**Entries**
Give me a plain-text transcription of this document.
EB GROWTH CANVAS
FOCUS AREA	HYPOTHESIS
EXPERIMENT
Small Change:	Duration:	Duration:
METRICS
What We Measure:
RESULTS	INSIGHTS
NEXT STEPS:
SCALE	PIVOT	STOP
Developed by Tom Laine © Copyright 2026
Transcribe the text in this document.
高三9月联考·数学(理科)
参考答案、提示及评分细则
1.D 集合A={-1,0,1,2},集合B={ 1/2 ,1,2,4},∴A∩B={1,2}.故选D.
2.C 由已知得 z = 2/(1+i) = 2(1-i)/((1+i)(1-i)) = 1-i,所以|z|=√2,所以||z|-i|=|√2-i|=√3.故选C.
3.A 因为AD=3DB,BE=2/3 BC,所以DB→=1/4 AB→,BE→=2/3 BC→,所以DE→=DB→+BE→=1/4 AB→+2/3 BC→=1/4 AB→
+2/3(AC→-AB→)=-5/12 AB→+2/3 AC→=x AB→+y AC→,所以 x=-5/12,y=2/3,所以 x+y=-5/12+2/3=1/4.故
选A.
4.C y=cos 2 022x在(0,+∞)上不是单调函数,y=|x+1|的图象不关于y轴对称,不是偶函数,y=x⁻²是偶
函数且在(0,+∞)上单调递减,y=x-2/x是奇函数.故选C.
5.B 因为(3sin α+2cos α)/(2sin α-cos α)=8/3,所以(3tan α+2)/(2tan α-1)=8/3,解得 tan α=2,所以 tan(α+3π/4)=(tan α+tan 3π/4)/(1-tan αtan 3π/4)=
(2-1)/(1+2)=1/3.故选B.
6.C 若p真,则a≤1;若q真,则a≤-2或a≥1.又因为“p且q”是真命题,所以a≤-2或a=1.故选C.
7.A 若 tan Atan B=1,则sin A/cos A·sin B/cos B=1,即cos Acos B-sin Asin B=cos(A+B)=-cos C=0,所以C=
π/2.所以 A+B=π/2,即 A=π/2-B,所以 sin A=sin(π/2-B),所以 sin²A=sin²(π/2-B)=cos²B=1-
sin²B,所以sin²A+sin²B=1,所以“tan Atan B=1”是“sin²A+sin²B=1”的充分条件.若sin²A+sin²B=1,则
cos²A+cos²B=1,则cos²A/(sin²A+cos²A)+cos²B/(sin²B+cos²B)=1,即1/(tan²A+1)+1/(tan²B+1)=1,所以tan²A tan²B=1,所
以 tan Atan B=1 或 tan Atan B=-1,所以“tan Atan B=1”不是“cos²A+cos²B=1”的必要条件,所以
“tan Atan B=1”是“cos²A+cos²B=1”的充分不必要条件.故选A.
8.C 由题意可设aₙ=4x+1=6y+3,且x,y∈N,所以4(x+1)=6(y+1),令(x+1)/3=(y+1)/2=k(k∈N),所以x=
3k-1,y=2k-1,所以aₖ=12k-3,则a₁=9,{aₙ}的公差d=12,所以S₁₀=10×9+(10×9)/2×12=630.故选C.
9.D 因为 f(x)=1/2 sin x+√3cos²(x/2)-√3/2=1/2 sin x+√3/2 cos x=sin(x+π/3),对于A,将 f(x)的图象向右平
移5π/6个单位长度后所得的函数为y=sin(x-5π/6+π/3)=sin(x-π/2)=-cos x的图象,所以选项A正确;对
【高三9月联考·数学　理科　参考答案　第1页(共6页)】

**To do**
Give every line of the material that includes the string "cos²B".

**Solution for this task**
π/2.所以 A+B=π/2,即 A=π/2-B,所以 sin A=sin(π/2-B),所以 sin²A=sin²(π/2-B)=cos²B=1-
cos²A+cos²B=1,则cos²A/(sin²A+cos²A)+cos²B/(sin²B+cos²B)=1,即1/(tan²A+1)+1/(tan²B+1)=1,所以tan²A tan²B=1,所
以 tan Atan B=1 或 tan Atan B=-1,所以“tan Atan B=1”不是“cos²A+cos²B=1”的必要条件,所以
“tan Atan B=1”是“cos²A+cos²B=1”的充分不必要条件.故选A.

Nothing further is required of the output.